Count the lines in the data below that contain the string "assets", matching case exactly, and reply with only that number.

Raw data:
──────

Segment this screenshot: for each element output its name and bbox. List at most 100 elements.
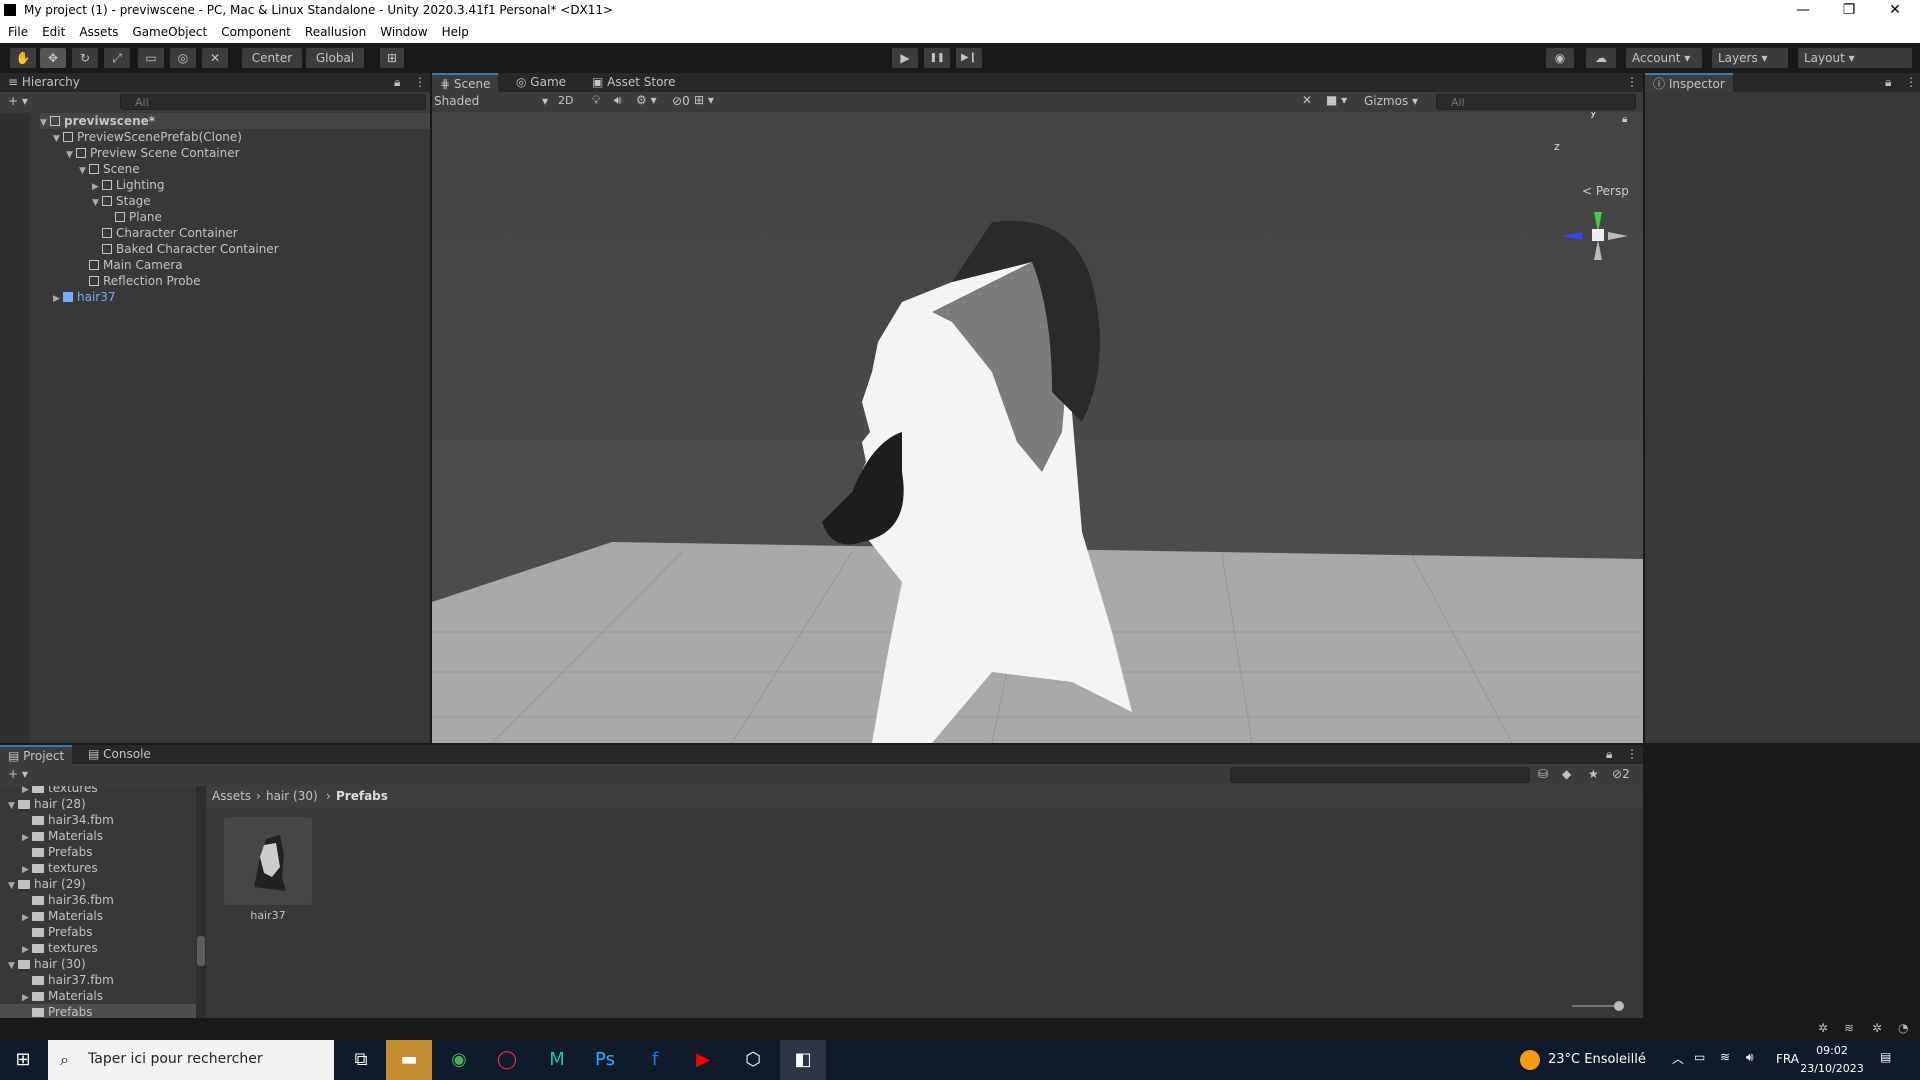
m-app-icon[interactable]: M xyxy=(534,1040,580,1080)
rotate-tool-icon[interactable]: ↻ xyxy=(72,48,98,68)
hierarchy-item[interactable]: ▼ Scene xyxy=(79,161,140,177)
tab-game[interactable]: ◎ Game xyxy=(508,73,574,92)
expand-arrow-icon[interactable]: ▶ xyxy=(53,291,63,307)
inspector-lock-icon[interactable]: 🔒︎ xyxy=(1885,75,1891,90)
hierarchy-item[interactable]: ▼ Stage xyxy=(92,193,151,209)
close-button[interactable]: ✕ xyxy=(1872,0,1918,22)
menu-gameobject[interactable]: GameObject xyxy=(124,22,213,39)
weather-text[interactable]: 23°C Ensoleillé xyxy=(1548,1052,1646,1067)
menu-file[interactable]: File xyxy=(0,22,34,39)
toggle-2d-button[interactable]: 2D xyxy=(558,94,580,107)
breadcrumb-assets[interactable]: Assets xyxy=(212,789,251,803)
hierarchy-item[interactable]: Character Container xyxy=(92,225,238,241)
taskbar-search-box[interactable]: ⌕ Taper ici pour rechercher xyxy=(48,1040,334,1080)
more-icon[interactable]: ⋮ xyxy=(414,75,426,89)
project-tree-item[interactable]: hair36.fbm xyxy=(0,892,196,908)
scene-viewport[interactable]: y z < Persp 🔒︎ xyxy=(432,112,1643,743)
hierarchy-item[interactable]: Plane xyxy=(105,209,162,225)
tools-icon[interactable]: ✕ xyxy=(1302,93,1312,107)
hierarchy-item[interactable]: Baked Character Container xyxy=(92,241,279,257)
hierarchy-item[interactable]: Main Camera xyxy=(79,257,183,273)
project-tree-item[interactable]: ▼ hair (29) xyxy=(0,876,196,892)
clock-date[interactable]: 23/10/2023 xyxy=(1800,1062,1864,1075)
camera-icon[interactable]: ■ ▾ xyxy=(1326,93,1347,107)
menu-window[interactable]: Window xyxy=(372,22,433,39)
scene-search-input[interactable] xyxy=(1436,94,1636,110)
project-tree-item[interactable]: ▶ Materials xyxy=(0,828,196,844)
scale-tool-icon[interactable]: ⤢ xyxy=(104,48,130,68)
project-add-button[interactable]: + ▾ xyxy=(8,767,28,781)
zoom-slider-handle[interactable] xyxy=(1614,1001,1624,1011)
expand-arrow-icon[interactable]: ▼ xyxy=(40,115,50,131)
persp-label[interactable]: < Persp xyxy=(1582,184,1629,198)
account-dropdown[interactable]: Account ▾ xyxy=(1626,48,1702,68)
scene-more-icon[interactable]: ⋮ xyxy=(1626,75,1638,89)
unity-editor-icon[interactable]: ◧ xyxy=(780,1040,826,1080)
tab-scene[interactable]: ⋕ Scene xyxy=(432,73,499,92)
expand-arrow-icon[interactable]: ▼ xyxy=(79,163,89,179)
hand-tool-icon[interactable]: ✋ xyxy=(10,48,36,68)
project-tree-item[interactable]: ▶ Materials xyxy=(0,908,196,924)
project-tree-item[interactable]: ▶ textures xyxy=(0,786,196,796)
project-tree-item[interactable]: Prefabs xyxy=(0,1004,196,1018)
project-tree-item[interactable]: ▼ hair (28) xyxy=(0,796,196,812)
menu-help[interactable]: Help xyxy=(434,22,475,39)
rect-tool-icon[interactable]: ▭ xyxy=(138,48,164,68)
menu-edit[interactable]: Edit xyxy=(34,22,71,39)
filter-type-icon[interactable]: ⛁ xyxy=(1538,767,1548,781)
expand-arrow-icon[interactable]: ▼ xyxy=(92,195,102,211)
tab-project[interactable]: ▤ Project xyxy=(0,745,73,764)
effects-toggle-icon[interactable]: ⚙ ▾ xyxy=(636,93,657,107)
project-lock-icon[interactable]: 🔒︎ xyxy=(1606,747,1612,762)
gizmos-dropdown[interactable]: Gizmos ▾ xyxy=(1364,94,1418,108)
windows-start-icon[interactable]: ⊞ xyxy=(0,1040,46,1080)
layers-icon[interactable]: ≋ xyxy=(1844,1021,1854,1035)
project-tree-item[interactable]: ▶ textures xyxy=(0,860,196,876)
notification-icon[interactable]: ▤ xyxy=(1880,1050,1891,1064)
minimize-button[interactable]: — xyxy=(1780,0,1826,22)
tab-asset-store[interactable]: ▣ Asset Store xyxy=(584,73,684,92)
clock-time[interactable]: 09:02 xyxy=(1804,1044,1860,1057)
project-tree-item[interactable]: hair37.fbm xyxy=(0,972,196,988)
hierarchy-item[interactable]: ▼ Preview Scene Container xyxy=(66,145,240,161)
project-more-icon[interactable]: ⋮ xyxy=(1626,747,1638,761)
layers-dropdown[interactable]: Layers ▾ xyxy=(1712,48,1788,68)
maximize-button[interactable]: ❐ xyxy=(1826,0,1872,22)
asset-tile[interactable]: hair37 xyxy=(224,817,314,927)
hierarchy-item[interactable]: Reflection Probe xyxy=(79,273,201,289)
hierarchy-item[interactable]: ▼ PreviewScenePrefab(Clone) xyxy=(53,129,242,145)
tree-scroll-thumb[interactable] xyxy=(197,936,205,966)
favorite-icon[interactable]: ★ xyxy=(1588,767,1599,781)
tree-scrollbar[interactable] xyxy=(196,786,206,1018)
tab-console[interactable]: ▤ Console xyxy=(80,745,159,764)
lock-icon[interactable]: 🔒︎ xyxy=(394,75,400,90)
project-tree-item[interactable]: ▼ hair (30) xyxy=(0,956,196,972)
grid-snap-icon[interactable]: ⊞ xyxy=(380,48,404,68)
add-button[interactable]: + ▾ xyxy=(8,94,28,108)
tray-chevron-icon[interactable]: ︿ xyxy=(1672,1050,1684,1067)
breadcrumb-hair30[interactable]: hair (30) xyxy=(266,789,318,803)
menu-assets[interactable]: Assets xyxy=(71,22,124,39)
menu-reallusion[interactable]: Reallusion xyxy=(297,22,372,39)
youtube-icon[interactable]: ▶ xyxy=(680,1040,726,1080)
pause-button[interactable]: ❚❚ xyxy=(924,48,950,68)
move-tool-icon[interactable]: ✥ xyxy=(40,48,66,68)
project-tree-item[interactable]: Prefabs xyxy=(0,924,196,940)
gizmo-lock-icon[interactable]: 🔒︎ xyxy=(1622,114,1627,125)
pivot-global-button[interactable]: Global xyxy=(306,48,364,68)
hierarchy-scene-row[interactable]: ▼ previwscene* xyxy=(40,113,430,129)
hidden-objects-toggle[interactable]: ⊘0 xyxy=(672,94,690,108)
grid-toggle-icon[interactable]: ⊞ ▾ xyxy=(694,93,714,107)
project-tree-item[interactable]: ▶ textures xyxy=(0,940,196,956)
hidden-packages-toggle[interactable]: ⊘2 xyxy=(1612,767,1630,781)
file-explorer-icon[interactable]: ▬ xyxy=(386,1040,432,1080)
breadcrumb-prefabs[interactable]: Prefabs xyxy=(336,789,388,803)
hierarchy-search-input[interactable] xyxy=(120,94,426,110)
audio-toggle-icon[interactable]: 🔊︎ xyxy=(614,93,622,108)
filter-label-icon[interactable]: ◆ xyxy=(1562,767,1571,781)
wifi-icon[interactable]: ≋ xyxy=(1720,1050,1730,1064)
layout-dropdown[interactable]: Layout ▾ xyxy=(1798,48,1912,68)
bug-icon[interactable]: ✲ xyxy=(1818,1021,1828,1035)
task-view-icon[interactable]: ⧉ xyxy=(338,1040,384,1080)
project-search-input[interactable] xyxy=(1230,767,1530,783)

──────

**Answer to the problem**
2